Figure data in JSON:
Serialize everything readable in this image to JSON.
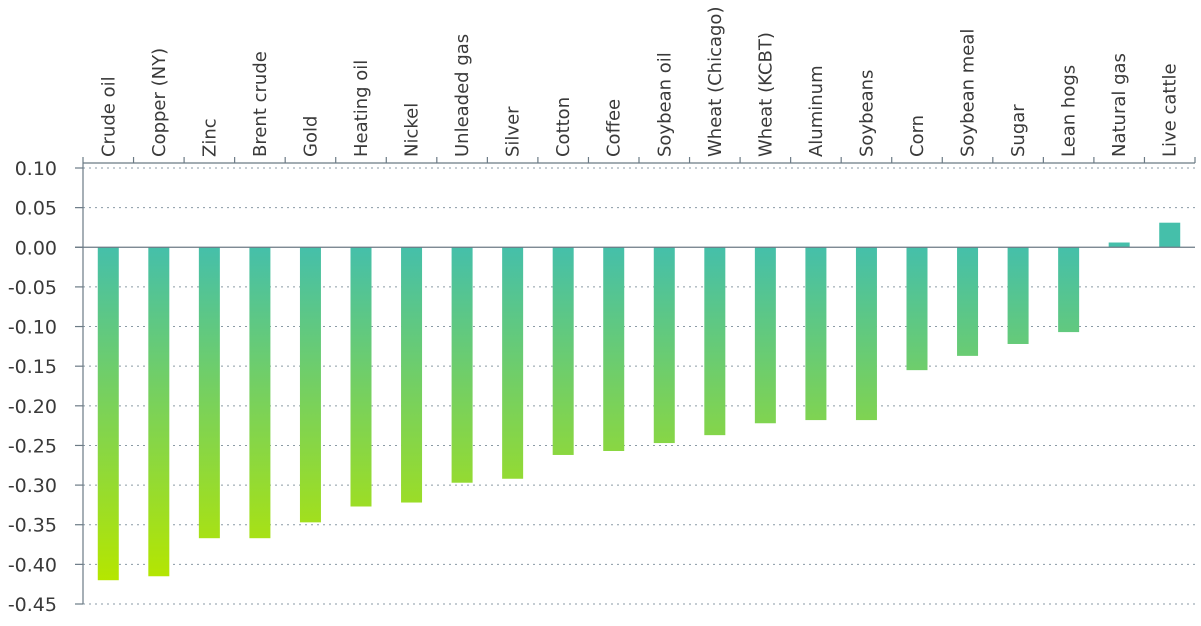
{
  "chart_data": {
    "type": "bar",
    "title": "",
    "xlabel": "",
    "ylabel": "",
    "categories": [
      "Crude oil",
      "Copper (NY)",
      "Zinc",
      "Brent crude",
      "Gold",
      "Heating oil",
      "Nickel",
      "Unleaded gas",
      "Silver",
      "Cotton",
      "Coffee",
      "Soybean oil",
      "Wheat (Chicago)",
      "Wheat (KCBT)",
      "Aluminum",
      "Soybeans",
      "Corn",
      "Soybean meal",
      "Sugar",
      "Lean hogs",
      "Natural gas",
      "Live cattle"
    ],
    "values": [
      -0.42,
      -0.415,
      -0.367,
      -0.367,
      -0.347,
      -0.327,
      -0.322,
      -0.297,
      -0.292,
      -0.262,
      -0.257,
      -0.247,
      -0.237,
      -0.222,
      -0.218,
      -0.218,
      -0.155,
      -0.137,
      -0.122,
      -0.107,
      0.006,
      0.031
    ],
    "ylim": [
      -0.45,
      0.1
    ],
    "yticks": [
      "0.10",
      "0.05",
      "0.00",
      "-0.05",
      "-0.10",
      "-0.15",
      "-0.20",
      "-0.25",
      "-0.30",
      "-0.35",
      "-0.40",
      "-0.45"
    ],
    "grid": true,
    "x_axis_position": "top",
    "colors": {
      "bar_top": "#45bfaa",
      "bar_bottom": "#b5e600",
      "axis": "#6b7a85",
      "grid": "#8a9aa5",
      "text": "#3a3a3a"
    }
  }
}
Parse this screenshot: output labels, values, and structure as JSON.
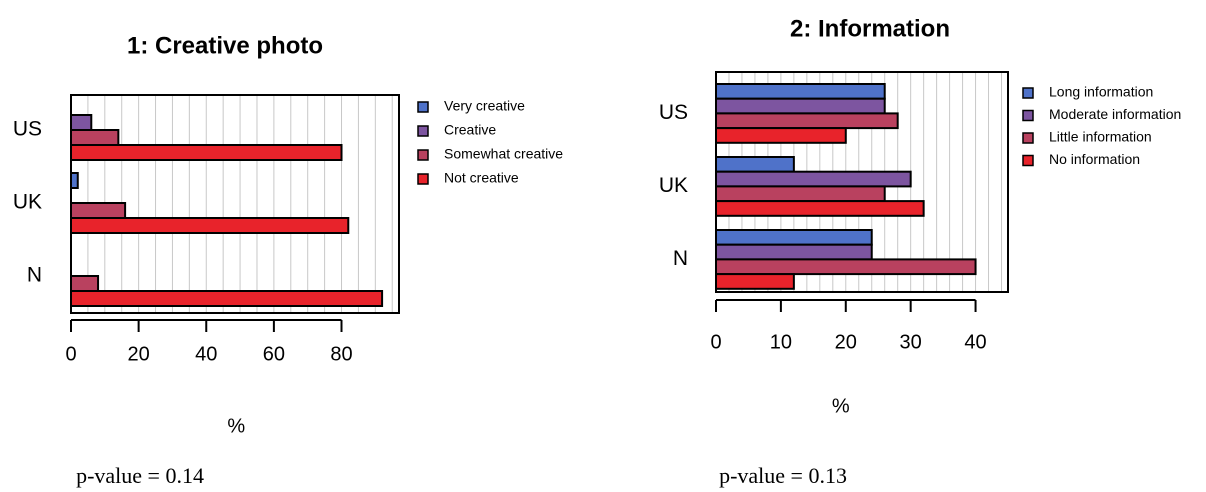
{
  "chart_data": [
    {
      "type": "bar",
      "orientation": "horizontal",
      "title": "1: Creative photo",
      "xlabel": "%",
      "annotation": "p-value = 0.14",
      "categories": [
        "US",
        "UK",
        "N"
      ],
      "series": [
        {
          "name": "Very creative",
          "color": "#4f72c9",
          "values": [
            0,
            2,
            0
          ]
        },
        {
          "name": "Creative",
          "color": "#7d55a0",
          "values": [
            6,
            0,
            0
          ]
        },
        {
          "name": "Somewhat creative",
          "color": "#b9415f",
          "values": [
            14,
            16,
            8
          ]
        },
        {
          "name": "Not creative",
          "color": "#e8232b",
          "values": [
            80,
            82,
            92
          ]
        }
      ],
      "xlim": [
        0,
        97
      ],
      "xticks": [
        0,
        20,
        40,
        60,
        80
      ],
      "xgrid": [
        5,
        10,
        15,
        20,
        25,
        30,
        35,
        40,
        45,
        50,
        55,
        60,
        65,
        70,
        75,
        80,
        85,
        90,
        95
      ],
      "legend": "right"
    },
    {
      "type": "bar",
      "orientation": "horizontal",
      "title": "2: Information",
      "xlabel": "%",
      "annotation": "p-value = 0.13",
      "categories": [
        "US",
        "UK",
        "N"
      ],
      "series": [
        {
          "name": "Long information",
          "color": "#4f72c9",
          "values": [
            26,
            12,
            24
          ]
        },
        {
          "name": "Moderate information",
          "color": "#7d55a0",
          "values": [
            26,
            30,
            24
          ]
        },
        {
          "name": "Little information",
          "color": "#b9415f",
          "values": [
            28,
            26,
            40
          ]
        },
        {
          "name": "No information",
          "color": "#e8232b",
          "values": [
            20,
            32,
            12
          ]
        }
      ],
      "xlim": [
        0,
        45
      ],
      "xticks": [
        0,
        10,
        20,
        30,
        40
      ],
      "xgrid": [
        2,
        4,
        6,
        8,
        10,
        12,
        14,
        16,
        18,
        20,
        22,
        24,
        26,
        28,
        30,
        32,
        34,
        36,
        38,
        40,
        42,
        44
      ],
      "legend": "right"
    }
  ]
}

...

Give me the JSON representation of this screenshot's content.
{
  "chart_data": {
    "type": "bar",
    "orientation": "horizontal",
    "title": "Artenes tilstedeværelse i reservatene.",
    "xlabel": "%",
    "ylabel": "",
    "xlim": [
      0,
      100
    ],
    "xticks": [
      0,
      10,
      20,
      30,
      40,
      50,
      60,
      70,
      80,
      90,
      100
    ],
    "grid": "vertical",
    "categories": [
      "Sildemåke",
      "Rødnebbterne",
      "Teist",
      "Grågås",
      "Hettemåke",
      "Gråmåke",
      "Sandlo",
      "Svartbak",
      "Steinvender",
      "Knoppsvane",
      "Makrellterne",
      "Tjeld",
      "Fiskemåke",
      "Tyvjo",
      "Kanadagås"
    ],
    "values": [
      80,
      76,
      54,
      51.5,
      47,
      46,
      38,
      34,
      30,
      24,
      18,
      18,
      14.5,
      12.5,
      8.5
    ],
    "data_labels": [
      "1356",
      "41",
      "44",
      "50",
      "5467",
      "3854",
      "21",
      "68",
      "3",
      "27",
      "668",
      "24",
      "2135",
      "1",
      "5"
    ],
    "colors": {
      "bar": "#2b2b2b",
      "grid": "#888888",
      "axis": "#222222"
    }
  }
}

● The exercise: Of all the lines in the material above, how many contain the word "annotation"? Give only the count.

● The solution: 2